**Problem to work on:**
Work through the records below and tally every line containing "объеме". Reply with the total alone.

□ □ □

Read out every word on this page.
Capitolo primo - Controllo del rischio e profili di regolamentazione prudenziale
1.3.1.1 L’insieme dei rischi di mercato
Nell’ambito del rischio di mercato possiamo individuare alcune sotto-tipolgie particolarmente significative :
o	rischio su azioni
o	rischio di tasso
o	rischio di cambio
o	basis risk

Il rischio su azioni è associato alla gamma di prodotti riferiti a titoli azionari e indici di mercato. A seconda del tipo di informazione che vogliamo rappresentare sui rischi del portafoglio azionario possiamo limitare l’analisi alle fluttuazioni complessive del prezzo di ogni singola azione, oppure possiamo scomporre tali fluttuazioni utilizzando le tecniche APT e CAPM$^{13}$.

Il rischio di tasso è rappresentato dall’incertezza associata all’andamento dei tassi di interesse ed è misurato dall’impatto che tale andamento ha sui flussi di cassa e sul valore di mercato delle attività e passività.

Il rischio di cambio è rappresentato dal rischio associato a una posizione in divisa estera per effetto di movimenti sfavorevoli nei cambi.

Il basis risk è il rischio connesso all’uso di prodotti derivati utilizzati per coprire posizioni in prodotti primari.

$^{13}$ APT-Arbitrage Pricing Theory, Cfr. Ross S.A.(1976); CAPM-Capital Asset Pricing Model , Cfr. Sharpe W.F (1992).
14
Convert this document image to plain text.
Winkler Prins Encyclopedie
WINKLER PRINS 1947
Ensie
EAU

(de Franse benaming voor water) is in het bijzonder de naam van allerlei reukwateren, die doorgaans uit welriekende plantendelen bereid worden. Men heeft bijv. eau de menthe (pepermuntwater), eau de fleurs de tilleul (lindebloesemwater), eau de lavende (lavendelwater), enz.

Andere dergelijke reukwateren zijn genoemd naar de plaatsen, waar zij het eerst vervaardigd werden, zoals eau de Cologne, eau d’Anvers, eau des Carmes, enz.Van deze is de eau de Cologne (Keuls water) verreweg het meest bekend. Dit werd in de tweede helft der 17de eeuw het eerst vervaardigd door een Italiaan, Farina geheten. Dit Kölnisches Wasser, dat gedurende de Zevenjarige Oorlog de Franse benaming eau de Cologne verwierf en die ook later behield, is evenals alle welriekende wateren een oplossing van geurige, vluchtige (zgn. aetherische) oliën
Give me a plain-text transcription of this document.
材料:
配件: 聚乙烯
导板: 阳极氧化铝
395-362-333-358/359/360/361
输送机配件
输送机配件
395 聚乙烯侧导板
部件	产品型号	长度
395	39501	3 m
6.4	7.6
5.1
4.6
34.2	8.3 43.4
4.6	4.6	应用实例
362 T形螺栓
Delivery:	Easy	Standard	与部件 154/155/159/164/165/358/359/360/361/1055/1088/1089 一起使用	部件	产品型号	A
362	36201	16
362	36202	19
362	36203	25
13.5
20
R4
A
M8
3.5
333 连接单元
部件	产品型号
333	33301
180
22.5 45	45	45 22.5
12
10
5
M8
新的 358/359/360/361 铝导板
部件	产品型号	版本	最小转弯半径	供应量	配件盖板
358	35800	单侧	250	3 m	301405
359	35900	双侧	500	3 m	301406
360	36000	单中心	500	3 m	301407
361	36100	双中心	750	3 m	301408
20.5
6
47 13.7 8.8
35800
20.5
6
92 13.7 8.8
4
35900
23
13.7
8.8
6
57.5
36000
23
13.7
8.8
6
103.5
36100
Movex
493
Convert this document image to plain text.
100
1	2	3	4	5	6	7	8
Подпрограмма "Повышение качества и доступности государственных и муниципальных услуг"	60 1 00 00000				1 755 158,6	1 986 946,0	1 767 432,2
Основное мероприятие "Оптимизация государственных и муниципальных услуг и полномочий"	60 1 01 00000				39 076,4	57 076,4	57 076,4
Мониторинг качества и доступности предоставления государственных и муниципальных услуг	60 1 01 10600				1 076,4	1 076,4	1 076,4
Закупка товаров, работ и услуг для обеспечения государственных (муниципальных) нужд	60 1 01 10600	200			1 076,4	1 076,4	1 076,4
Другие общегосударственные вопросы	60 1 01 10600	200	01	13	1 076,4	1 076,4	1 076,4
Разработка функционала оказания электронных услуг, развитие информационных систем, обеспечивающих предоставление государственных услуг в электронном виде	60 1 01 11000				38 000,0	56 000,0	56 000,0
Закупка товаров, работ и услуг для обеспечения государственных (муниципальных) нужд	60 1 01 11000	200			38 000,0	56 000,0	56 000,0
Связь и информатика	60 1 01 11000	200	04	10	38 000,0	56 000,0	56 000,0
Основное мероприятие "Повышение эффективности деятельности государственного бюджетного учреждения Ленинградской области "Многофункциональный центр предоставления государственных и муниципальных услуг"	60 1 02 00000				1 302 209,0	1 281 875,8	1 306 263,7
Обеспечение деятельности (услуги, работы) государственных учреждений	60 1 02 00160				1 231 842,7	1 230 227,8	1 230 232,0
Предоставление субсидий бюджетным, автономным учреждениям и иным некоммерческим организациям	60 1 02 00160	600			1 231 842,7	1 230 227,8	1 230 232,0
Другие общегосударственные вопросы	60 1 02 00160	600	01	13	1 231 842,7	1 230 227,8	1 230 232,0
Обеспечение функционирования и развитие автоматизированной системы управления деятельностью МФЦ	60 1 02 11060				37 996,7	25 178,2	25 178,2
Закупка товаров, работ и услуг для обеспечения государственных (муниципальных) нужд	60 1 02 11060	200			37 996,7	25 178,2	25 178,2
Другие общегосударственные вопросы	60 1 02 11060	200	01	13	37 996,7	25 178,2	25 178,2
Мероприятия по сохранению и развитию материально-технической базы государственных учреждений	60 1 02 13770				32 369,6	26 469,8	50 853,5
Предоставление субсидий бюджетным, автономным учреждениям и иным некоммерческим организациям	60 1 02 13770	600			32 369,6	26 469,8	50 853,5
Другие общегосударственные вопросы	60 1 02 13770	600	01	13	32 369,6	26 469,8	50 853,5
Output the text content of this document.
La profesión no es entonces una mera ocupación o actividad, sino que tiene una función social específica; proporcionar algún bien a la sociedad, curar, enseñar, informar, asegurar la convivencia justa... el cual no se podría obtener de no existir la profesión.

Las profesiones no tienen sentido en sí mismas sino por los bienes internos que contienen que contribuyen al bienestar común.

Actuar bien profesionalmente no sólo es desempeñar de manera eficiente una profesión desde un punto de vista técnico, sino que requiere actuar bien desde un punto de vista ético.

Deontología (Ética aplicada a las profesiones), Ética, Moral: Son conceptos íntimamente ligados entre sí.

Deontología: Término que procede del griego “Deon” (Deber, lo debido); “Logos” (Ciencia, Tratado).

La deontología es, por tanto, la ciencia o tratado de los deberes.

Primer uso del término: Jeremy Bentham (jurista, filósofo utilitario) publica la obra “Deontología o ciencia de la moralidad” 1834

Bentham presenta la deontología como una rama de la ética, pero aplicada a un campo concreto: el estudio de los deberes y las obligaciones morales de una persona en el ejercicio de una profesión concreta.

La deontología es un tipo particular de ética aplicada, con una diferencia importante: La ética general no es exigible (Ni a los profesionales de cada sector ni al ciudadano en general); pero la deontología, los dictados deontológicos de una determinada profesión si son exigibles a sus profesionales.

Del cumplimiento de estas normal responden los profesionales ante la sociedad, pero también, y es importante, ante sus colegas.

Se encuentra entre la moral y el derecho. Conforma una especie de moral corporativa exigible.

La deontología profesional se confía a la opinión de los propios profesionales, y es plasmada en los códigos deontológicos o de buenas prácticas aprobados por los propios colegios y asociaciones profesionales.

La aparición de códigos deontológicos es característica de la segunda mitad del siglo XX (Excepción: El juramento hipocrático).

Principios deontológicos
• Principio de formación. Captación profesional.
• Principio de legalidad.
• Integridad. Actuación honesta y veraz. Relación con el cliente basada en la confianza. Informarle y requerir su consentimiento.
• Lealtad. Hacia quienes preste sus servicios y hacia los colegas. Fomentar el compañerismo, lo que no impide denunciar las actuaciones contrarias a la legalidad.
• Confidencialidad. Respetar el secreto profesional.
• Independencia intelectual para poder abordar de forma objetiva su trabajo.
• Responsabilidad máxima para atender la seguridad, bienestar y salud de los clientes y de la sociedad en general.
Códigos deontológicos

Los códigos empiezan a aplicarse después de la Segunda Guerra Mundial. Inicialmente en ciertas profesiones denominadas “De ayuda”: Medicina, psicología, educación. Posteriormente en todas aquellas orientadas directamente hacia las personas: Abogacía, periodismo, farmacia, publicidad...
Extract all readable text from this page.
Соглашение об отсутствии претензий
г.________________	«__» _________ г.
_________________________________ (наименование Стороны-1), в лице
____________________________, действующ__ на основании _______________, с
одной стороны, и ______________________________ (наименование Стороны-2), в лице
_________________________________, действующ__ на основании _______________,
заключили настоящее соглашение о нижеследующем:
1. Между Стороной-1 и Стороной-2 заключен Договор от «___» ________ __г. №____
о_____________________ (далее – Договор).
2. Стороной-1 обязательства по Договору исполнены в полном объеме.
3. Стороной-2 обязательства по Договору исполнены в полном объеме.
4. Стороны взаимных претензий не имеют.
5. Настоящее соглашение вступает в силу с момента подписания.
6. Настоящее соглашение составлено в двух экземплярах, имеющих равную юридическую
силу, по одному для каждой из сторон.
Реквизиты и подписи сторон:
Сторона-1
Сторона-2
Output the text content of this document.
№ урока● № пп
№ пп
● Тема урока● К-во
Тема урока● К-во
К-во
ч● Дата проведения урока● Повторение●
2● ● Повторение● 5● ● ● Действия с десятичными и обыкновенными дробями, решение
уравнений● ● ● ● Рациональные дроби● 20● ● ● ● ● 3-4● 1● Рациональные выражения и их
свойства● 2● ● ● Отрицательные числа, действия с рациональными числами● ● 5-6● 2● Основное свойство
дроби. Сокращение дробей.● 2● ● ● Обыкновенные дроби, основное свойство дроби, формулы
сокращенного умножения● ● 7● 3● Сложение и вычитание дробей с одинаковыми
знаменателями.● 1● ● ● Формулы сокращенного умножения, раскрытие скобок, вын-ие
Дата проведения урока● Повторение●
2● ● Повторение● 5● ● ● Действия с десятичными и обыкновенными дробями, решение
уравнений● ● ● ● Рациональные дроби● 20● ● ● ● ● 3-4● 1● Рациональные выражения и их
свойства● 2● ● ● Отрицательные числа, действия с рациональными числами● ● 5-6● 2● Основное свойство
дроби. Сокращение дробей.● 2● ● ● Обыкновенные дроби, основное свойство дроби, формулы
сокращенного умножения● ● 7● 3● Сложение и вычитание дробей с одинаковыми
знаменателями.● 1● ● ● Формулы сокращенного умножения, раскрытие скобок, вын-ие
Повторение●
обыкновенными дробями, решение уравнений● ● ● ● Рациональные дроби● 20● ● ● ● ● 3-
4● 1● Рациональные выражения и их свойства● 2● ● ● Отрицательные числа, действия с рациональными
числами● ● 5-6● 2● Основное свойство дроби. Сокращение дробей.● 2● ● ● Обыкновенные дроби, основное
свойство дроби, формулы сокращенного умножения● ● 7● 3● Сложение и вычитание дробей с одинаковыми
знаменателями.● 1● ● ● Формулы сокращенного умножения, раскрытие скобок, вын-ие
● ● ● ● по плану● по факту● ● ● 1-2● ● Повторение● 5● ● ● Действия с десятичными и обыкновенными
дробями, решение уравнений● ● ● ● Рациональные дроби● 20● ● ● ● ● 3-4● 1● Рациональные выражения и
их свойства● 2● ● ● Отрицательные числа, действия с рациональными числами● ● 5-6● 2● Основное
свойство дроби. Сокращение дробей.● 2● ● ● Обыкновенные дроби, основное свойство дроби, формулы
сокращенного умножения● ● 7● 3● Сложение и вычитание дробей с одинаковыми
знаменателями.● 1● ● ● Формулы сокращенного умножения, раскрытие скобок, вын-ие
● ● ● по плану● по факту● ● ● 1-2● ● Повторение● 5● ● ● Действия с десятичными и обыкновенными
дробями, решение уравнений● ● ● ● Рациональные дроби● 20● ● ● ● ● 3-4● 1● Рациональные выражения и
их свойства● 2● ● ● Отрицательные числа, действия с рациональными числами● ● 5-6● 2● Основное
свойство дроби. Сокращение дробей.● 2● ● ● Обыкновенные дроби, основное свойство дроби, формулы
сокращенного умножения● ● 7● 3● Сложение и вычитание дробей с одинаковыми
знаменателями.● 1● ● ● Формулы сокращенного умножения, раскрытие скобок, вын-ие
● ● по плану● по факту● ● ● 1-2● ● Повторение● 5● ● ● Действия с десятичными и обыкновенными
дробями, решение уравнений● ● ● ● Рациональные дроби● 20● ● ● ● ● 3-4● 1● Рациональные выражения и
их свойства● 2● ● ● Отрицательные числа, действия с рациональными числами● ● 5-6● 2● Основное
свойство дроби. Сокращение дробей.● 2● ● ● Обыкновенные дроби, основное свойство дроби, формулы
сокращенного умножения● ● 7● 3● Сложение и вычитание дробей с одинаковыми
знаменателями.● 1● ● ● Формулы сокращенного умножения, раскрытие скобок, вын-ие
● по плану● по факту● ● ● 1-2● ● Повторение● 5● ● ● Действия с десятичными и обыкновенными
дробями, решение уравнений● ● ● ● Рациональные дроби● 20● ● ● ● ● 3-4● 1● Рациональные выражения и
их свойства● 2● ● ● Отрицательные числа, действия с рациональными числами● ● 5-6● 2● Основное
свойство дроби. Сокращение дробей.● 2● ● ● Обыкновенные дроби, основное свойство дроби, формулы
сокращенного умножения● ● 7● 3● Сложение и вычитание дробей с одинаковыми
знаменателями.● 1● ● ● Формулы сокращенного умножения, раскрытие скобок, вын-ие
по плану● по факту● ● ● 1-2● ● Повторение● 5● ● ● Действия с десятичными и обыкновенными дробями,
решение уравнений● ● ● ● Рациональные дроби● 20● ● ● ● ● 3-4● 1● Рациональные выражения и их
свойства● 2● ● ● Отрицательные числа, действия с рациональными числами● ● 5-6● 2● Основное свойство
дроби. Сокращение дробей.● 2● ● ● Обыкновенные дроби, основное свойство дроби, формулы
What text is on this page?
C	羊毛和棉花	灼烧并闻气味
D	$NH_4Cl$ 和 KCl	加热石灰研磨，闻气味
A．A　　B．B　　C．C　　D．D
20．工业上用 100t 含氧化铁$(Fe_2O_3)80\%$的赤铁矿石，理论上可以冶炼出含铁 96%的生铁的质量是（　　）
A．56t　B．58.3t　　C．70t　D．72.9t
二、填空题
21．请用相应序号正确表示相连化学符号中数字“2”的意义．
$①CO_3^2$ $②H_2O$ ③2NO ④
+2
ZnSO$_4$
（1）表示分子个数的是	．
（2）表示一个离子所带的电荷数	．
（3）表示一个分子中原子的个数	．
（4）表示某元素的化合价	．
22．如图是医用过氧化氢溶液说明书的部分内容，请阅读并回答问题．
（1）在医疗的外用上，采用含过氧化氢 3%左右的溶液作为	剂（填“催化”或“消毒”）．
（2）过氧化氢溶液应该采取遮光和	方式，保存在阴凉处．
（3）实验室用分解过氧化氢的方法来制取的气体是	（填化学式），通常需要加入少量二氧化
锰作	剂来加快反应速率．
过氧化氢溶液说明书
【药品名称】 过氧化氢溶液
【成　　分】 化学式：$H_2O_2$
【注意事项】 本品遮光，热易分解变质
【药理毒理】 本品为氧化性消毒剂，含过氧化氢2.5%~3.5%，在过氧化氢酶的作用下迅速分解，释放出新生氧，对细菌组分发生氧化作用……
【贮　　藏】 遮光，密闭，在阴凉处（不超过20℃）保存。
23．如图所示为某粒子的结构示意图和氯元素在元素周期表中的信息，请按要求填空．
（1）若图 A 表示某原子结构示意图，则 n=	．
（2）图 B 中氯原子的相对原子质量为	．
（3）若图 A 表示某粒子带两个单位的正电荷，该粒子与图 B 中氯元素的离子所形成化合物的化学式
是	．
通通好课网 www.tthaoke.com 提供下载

□ □ □

**Finished task:**
2